**Task to complete:** Without altering anything, repeat each of the records.

[Start of Task input]

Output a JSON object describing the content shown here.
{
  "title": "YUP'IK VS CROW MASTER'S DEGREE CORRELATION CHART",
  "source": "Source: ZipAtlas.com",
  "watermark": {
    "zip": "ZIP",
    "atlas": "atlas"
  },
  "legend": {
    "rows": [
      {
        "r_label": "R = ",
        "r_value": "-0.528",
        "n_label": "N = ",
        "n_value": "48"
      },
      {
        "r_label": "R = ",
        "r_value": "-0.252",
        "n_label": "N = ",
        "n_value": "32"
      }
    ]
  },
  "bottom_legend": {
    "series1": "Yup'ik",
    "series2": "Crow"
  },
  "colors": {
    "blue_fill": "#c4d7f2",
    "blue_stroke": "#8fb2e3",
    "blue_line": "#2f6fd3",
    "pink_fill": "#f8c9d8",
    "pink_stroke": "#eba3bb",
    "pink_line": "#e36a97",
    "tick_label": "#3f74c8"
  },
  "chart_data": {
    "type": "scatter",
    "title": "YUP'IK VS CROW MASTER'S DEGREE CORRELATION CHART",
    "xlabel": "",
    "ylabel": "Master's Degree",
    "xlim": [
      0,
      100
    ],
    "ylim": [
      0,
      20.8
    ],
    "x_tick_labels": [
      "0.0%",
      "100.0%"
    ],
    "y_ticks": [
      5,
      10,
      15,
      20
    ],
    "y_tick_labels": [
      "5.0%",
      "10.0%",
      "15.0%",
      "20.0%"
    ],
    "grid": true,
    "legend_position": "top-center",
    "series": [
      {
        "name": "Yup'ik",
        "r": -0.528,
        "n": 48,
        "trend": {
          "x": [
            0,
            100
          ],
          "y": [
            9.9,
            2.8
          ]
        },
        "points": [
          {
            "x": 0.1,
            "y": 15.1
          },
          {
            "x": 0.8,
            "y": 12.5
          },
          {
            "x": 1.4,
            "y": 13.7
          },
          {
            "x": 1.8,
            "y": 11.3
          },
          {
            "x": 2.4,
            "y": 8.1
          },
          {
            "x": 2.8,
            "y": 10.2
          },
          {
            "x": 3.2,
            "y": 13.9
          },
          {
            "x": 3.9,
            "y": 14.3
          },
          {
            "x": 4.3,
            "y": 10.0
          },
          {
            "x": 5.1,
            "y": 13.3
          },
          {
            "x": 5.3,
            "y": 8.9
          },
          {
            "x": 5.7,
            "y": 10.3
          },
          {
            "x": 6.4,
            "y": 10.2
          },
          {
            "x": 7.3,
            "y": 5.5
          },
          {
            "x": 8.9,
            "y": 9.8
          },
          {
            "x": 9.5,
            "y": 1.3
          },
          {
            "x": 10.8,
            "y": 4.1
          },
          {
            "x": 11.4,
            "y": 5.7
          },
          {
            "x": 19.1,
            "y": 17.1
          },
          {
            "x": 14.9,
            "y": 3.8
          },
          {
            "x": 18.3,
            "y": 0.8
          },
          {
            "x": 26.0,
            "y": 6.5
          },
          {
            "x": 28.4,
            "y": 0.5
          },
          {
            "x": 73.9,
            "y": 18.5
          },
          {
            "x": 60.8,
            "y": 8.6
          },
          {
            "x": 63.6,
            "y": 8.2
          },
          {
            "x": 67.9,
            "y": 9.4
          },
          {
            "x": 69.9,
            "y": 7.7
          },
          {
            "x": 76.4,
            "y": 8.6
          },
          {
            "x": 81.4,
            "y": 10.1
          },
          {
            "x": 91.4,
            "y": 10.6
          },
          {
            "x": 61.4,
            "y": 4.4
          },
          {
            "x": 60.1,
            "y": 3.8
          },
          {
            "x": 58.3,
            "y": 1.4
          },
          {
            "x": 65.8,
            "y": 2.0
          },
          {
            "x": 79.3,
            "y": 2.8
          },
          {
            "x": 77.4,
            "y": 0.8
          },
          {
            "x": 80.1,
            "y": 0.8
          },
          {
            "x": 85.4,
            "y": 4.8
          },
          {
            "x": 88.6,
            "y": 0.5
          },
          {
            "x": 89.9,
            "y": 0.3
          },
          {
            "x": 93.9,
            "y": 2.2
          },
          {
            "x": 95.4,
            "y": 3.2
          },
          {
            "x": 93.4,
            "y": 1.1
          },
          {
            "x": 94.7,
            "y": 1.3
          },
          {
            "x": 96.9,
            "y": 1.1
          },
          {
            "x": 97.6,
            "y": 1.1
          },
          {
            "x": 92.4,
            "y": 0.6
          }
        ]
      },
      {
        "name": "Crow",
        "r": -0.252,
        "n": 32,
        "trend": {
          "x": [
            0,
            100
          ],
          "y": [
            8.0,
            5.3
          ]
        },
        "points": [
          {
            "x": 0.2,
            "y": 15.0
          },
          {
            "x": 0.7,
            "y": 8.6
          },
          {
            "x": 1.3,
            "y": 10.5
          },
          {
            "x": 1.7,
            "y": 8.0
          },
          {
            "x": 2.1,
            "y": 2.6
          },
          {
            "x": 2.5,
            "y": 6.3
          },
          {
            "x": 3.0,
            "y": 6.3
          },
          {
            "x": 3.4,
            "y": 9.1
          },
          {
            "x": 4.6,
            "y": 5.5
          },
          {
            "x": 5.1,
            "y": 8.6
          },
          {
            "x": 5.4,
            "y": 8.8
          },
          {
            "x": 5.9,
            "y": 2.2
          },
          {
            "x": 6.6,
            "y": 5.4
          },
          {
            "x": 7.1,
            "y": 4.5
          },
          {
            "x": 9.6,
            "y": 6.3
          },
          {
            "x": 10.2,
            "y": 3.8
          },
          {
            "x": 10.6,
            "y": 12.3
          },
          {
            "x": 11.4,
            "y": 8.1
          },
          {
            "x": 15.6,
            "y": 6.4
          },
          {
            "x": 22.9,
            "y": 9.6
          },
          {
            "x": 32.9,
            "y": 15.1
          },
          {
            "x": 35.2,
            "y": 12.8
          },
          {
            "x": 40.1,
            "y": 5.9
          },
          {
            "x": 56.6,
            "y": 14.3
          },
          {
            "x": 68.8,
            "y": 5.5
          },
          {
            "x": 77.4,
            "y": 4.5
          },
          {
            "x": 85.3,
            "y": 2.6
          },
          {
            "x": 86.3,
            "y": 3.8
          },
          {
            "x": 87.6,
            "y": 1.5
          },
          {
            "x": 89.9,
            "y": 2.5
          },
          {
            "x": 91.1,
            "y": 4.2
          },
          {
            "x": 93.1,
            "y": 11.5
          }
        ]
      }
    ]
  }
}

[End of Task input]

**Task result:**
Output a JSON object describing the content shown here.
{
  "title": "YUP'IK VS CROW MASTER'S DEGREE CORRELATION CHART",
  "source": "Source: ZipAtlas.com",
  "watermark": {
    "zip": "ZIP",
    "atlas": "atlas"
  },
  "legend": {
    "rows": [
      {
        "r_label": "R = ",
        "r_value": "-0.528",
        "n_label": "N = ",
        "n_value": "48"
      },
      {
        "r_label": "R = ",
        "r_value": "-0.252",
        "n_label": "N = ",
        "n_value": "32"
      }
    ]
  },
  "bottom_legend": {
    "series1": "Yup'ik",
    "series2": "Crow"
  },
  "colors": {
    "blue_fill": "#c4d7f2",
    "blue_stroke": "#8fb2e3",
    "blue_line": "#2f6fd3",
    "pink_fill": "#f8c9d8",
    "pink_stroke": "#eba3bb",
    "pink_line": "#e36a97",
    "tick_label": "#3f74c8"
  },
  "chart_data": {
    "type": "scatter",
    "title": "YUP'IK VS CROW MASTER'S DEGREE CORRELATION CHART",
    "xlabel": "",
    "ylabel": "Master's Degree",
    "xlim": [
      0,
      100
    ],
    "ylim": [
      0,
      20.8
    ],
    "x_tick_labels": [
      "0.0%",
      "100.0%"
    ],
    "y_ticks": [
      5,
      10,
      15,
      20
    ],
    "y_tick_labels": [
      "5.0%",
      "10.0%",
      "15.0%",
      "20.0%"
    ],
    "grid": true,
    "legend_position": "top-center",
    "series": [
      {
        "name": "Yup'ik",
        "r": -0.528,
        "n": 48,
        "trend": {
          "x": [
            0,
            100
          ],
          "y": [
            9.9,
            2.8
          ]
        },
        "points": [
          {
            "x": 0.1,
            "y": 15.1
          },
          {
            "x": 0.8,
            "y": 12.5
          },
          {
            "x": 1.4,
            "y": 13.7
          },
          {
            "x": 1.8,
            "y": 11.3
          },
          {
            "x": 2.4,
            "y": 8.1
          },
          {
            "x": 2.8,
            "y": 10.2
          },
          {
            "x": 3.2,
            "y": 13.9
          },
          {
            "x": 3.9,
            "y": 14.3
          },
          {
            "x": 4.3,
            "y": 10.0
          },
          {
            "x": 5.1,
            "y": 13.3
          },
          {
            "x": 5.3,
            "y": 8.9
          },
          {
            "x": 5.7,
            "y": 10.3
          },
          {
            "x": 6.4,
            "y": 10.2
          },
          {
            "x": 7.3,
            "y": 5.5
          },
          {
            "x": 8.9,
            "y": 9.8
          },
          {
            "x": 9.5,
            "y": 1.3
          },
          {
            "x": 10.8,
            "y": 4.1
          },
          {
            "x": 11.4,
            "y": 5.7
          },
          {
            "x": 19.1,
            "y": 17.1
          },
          {
            "x": 14.9,
            "y": 3.8
          },
          {
            "x": 18.3,
            "y": 0.8
          },
          {
            "x": 26.0,
            "y": 6.5
          },
          {
            "x": 28.4,
            "y": 0.5
          },
          {
            "x": 73.9,
            "y": 18.5
          },
          {
            "x": 60.8,
            "y": 8.6
          },
          {
            "x": 63.6,
            "y": 8.2
          },
          {
            "x": 67.9,
            "y": 9.4
          },
          {
            "x": 69.9,
            "y": 7.7
          },
          {
            "x": 76.4,
            "y": 8.6
          },
          {
            "x": 81.4,
            "y": 10.1
          },
          {
            "x": 91.4,
            "y": 10.6
          },
          {
            "x": 61.4,
            "y": 4.4
          },
          {
            "x": 60.1,
            "y": 3.8
          },
          {
            "x": 58.3,
            "y": 1.4
          },
          {
            "x": 65.8,
            "y": 2.0
          },
          {
            "x": 79.3,
            "y": 2.8
          },
          {
            "x": 77.4,
            "y": 0.8
          },
          {
            "x": 80.1,
            "y": 0.8
          },
          {
            "x": 85.4,
            "y": 4.8
          },
          {
            "x": 88.6,
            "y": 0.5
          },
          {
            "x": 89.9,
            "y": 0.3
          },
          {
            "x": 93.9,
            "y": 2.2
          },
          {
            "x": 95.4,
            "y": 3.2
          },
          {
            "x": 93.4,
            "y": 1.1
          },
          {
            "x": 94.7,
            "y": 1.3
          },
          {
            "x": 96.9,
            "y": 1.1
          },
          {
            "x": 97.6,
            "y": 1.1
          },
          {
            "x": 92.4,
            "y": 0.6
          }
        ]
      },
      {
        "name": "Crow",
        "r": -0.252,
        "n": 32,
        "trend": {
          "x": [
            0,
            100
          ],
          "y": [
            8.0,
            5.3
          ]
        },
        "points": [
          {
            "x": 0.2,
            "y": 15.0
          },
          {
            "x": 0.7,
            "y": 8.6
          },
          {
            "x": 1.3,
            "y": 10.5
          },
          {
            "x": 1.7,
            "y": 8.0
          },
          {
            "x": 2.1,
            "y": 2.6
          },
          {
            "x": 2.5,
            "y": 6.3
          },
          {
            "x": 3.0,
            "y": 6.3
          },
          {
            "x": 3.4,
            "y": 9.1
          },
          {
            "x": 4.6,
            "y": 5.5
          },
          {
            "x": 5.1,
            "y": 8.6
          },
          {
            "x": 5.4,
            "y": 8.8
          },
          {
            "x": 5.9,
            "y": 2.2
          },
          {
            "x": 6.6,
            "y": 5.4
          },
          {
            "x": 7.1,
            "y": 4.5
          },
          {
            "x": 9.6,
            "y": 6.3
          },
          {
            "x": 10.2,
            "y": 3.8
          },
          {
            "x": 10.6,
            "y": 12.3
          },
          {
            "x": 11.4,
            "y": 8.1
          },
          {
            "x": 15.6,
            "y": 6.4
          },
          {
            "x": 22.9,
            "y": 9.6
          },
          {
            "x": 32.9,
            "y": 15.1
          },
          {
            "x": 35.2,
            "y": 12.8
          },
          {
            "x": 40.1,
            "y": 5.9
          },
          {
            "x": 56.6,
            "y": 14.3
          },
          {
            "x": 68.8,
            "y": 5.5
          },
          {
            "x": 77.4,
            "y": 4.5
          },
          {
            "x": 85.3,
            "y": 2.6
          },
          {
            "x": 86.3,
            "y": 3.8
          },
          {
            "x": 87.6,
            "y": 1.5
          },
          {
            "x": 89.9,
            "y": 2.5
          },
          {
            "x": 91.1,
            "y": 4.2
          },
          {
            "x": 93.1,
            "y": 11.5
          }
        ]
      }
    ]
  }
}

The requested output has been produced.